◆ YOUR TASK
Extract the listing below in full, unchanged.
━━ RECORDS SUPPLIED
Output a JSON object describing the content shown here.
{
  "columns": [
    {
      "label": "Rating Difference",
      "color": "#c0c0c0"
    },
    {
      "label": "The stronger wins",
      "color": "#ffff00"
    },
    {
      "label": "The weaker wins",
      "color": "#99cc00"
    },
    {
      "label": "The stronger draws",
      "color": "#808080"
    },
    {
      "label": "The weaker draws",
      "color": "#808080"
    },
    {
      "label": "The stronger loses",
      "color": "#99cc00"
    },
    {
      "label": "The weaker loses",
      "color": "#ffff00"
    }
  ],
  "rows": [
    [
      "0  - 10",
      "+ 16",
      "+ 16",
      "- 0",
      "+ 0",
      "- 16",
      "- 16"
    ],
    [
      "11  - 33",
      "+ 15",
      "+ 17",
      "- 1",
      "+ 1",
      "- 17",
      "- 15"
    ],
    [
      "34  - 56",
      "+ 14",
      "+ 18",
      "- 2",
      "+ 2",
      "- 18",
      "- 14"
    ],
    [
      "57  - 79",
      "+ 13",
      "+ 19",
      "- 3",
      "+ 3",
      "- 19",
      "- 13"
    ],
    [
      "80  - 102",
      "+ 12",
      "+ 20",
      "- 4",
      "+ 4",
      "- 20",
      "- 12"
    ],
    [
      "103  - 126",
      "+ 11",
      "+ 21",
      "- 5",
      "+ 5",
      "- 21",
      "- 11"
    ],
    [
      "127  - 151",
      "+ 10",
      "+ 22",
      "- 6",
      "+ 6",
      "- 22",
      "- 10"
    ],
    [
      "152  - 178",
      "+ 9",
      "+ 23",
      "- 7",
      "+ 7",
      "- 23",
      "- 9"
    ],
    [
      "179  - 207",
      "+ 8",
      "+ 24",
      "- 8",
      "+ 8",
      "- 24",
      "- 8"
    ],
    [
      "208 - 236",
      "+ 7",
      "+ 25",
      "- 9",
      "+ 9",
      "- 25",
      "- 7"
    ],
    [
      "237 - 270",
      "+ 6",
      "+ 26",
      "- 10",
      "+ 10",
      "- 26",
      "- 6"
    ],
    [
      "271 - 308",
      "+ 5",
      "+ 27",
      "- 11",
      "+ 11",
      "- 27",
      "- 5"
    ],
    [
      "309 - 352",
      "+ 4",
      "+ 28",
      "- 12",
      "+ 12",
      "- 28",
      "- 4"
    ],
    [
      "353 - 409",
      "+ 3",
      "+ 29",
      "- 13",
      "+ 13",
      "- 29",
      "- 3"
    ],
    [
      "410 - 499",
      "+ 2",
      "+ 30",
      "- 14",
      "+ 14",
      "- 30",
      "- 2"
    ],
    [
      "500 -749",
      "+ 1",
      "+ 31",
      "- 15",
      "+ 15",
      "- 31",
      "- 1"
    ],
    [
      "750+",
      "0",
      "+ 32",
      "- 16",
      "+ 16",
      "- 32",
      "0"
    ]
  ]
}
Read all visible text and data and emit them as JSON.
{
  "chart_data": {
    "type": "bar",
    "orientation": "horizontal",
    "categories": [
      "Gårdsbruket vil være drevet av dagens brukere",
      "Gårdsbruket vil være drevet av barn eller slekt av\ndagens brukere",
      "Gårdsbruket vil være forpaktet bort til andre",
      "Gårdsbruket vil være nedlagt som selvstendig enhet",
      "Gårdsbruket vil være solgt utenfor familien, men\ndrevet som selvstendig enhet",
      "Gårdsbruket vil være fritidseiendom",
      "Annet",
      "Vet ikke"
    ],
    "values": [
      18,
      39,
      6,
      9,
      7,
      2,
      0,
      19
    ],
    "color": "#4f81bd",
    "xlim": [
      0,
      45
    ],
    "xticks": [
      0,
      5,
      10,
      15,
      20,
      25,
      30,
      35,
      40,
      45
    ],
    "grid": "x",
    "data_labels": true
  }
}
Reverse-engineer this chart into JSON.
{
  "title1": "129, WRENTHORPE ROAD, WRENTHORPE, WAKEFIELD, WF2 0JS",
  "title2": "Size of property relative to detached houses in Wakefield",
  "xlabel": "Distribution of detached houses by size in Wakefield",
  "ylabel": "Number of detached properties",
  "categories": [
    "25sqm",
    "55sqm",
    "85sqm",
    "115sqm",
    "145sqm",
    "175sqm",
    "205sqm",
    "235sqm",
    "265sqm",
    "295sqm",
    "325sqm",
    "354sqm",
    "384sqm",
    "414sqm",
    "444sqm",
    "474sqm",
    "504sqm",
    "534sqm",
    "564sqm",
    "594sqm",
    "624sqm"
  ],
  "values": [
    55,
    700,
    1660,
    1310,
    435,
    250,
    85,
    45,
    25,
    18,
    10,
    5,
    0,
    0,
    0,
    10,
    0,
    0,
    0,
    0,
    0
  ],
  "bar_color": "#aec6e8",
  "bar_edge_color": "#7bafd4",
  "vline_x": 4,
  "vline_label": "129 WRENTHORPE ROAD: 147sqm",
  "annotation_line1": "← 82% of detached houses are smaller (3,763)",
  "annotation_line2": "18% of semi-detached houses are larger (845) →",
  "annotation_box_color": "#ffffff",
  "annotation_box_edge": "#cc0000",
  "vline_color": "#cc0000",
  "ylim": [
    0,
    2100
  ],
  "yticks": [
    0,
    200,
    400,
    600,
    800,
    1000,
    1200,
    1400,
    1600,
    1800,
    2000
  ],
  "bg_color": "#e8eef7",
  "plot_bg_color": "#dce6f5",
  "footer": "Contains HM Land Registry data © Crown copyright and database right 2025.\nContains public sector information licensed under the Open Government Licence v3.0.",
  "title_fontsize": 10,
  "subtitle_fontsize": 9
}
━━━━
◆ EXERCISE OUTPUT
Output a JSON object describing the content shown here.
{
  "columns": [
    {
      "label": "Rating Difference",
      "color": "#c0c0c0"
    },
    {
      "label": "The stronger wins",
      "color": "#ffff00"
    },
    {
      "label": "The weaker wins",
      "color": "#99cc00"
    },
    {
      "label": "The stronger draws",
      "color": "#808080"
    },
    {
      "label": "The weaker draws",
      "color": "#808080"
    },
    {
      "label": "The stronger loses",
      "color": "#99cc00"
    },
    {
      "label": "The weaker loses",
      "color": "#ffff00"
    }
  ],
  "rows": [
    [
      "0  - 10",
      "+ 16",
      "+ 16",
      "- 0",
      "+ 0",
      "- 16",
      "- 16"
    ],
    [
      "11  - 33",
      "+ 15",
      "+ 17",
      "- 1",
      "+ 1",
      "- 17",
      "- 15"
    ],
    [
      "34  - 56",
      "+ 14",
      "+ 18",
      "- 2",
      "+ 2",
      "- 18",
      "- 14"
    ],
    [
      "57  - 79",
      "+ 13",
      "+ 19",
      "- 3",
      "+ 3",
      "- 19",
      "- 13"
    ],
    [
      "80  - 102",
      "+ 12",
      "+ 20",
      "- 4",
      "+ 4",
      "- 20",
      "- 12"
    ],
    [
      "103  - 126",
      "+ 11",
      "+ 21",
      "- 5",
      "+ 5",
      "- 21",
      "- 11"
    ],
    [
      "127  - 151",
      "+ 10",
      "+ 22",
      "- 6",
      "+ 6",
      "- 22",
      "- 10"
    ],
    [
      "152  - 178",
      "+ 9",
      "+ 23",
      "- 7",
      "+ 7",
      "- 23",
      "- 9"
    ],
    [
      "179  - 207",
      "+ 8",
      "+ 24",
      "- 8",
      "+ 8",
      "- 24",
      "- 8"
    ],
    [
      "208 - 236",
      "+ 7",
      "+ 25",
      "- 9",
      "+ 9",
      "- 25",
      "- 7"
    ],
    [
      "237 - 270",
      "+ 6",
      "+ 26",
      "- 10",
      "+ 10",
      "- 26",
      "- 6"
    ],
    [
      "271 - 308",
      "+ 5",
      "+ 27",
      "- 11",
      "+ 11",
      "- 27",
      "- 5"
    ],
    [
      "309 - 352",
      "+ 4",
      "+ 28",
      "- 12",
      "+ 12",
      "- 28",
      "- 4"
    ],
    [
      "353 - 409",
      "+ 3",
      "+ 29",
      "- 13",
      "+ 13",
      "- 29",
      "- 3"
    ],
    [
      "410 - 499",
      "+ 2",
      "+ 30",
      "- 14",
      "+ 14",
      "- 30",
      "- 2"
    ],
    [
      "500 -749",
      "+ 1",
      "+ 31",
      "- 15",
      "+ 15",
      "- 31",
      "- 1"
    ],
    [
      "750+",
      "0",
      "+ 32",
      "- 16",
      "+ 16",
      "- 32",
      "0"
    ]
  ]
}
Read all visible text and data and emit them as JSON.
{
  "chart_data": {
    "type": "bar",
    "orientation": "horizontal",
    "categories": [
      "Gårdsbruket vil være drevet av dagens brukere",
      "Gårdsbruket vil være drevet av barn eller slekt av\ndagens brukere",
      "Gårdsbruket vil være forpaktet bort til andre",
      "Gårdsbruket vil være nedlagt som selvstendig enhet",
      "Gårdsbruket vil være solgt utenfor familien, men\ndrevet som selvstendig enhet",
      "Gårdsbruket vil være fritidseiendom",
      "Annet",
      "Vet ikke"
    ],
    "values": [
      18,
      39,
      6,
      9,
      7,
      2,
      0,
      19
    ],
    "color": "#4f81bd",
    "xlim": [
      0,
      45
    ],
    "xticks": [
      0,
      5,
      10,
      15,
      20,
      25,
      30,
      35,
      40,
      45
    ],
    "grid": "x",
    "data_labels": true
  }
}
Reverse-engineer this chart into JSON.
{
  "title1": "129, WRENTHORPE ROAD, WRENTHORPE, WAKEFIELD, WF2 0JS",
  "title2": "Size of property relative to detached houses in Wakefield",
  "xlabel": "Distribution of detached houses by size in Wakefield",
  "ylabel": "Number of detached properties",
  "categories": [
    "25sqm",
    "55sqm",
    "85sqm",
    "115sqm",
    "145sqm",
    "175sqm",
    "205sqm",
    "235sqm",
    "265sqm",
    "295sqm",
    "325sqm",
    "354sqm",
    "384sqm",
    "414sqm",
    "444sqm",
    "474sqm",
    "504sqm",
    "534sqm",
    "564sqm",
    "594sqm",
    "624sqm"
  ],
  "values": [
    55,
    700,
    1660,
    1310,
    435,
    250,
    85,
    45,
    25,
    18,
    10,
    5,
    0,
    0,
    0,
    10,
    0,
    0,
    0,
    0,
    0
  ],
  "bar_color": "#aec6e8",
  "bar_edge_color": "#7bafd4",
  "vline_x": 4,
  "vline_label": "129 WRENTHORPE ROAD: 147sqm",
  "annotation_line1": "← 82% of detached houses are smaller (3,763)",
  "annotation_line2": "18% of semi-detached houses are larger (845) →",
  "annotation_box_color": "#ffffff",
  "annotation_box_edge": "#cc0000",
  "vline_color": "#cc0000",
  "ylim": [
    0,
    2100
  ],
  "yticks": [
    0,
    200,
    400,
    600,
    800,
    1000,
    1200,
    1400,
    1600,
    1800,
    2000
  ],
  "bg_color": "#e8eef7",
  "plot_bg_color": "#dce6f5",
  "footer": "Contains HM Land Registry data © Crown copyright and database right 2025.\nContains public sector information licensed under the Open Government Licence v3.0.",
  "title_fontsize": 10,
  "subtitle_fontsize": 9
}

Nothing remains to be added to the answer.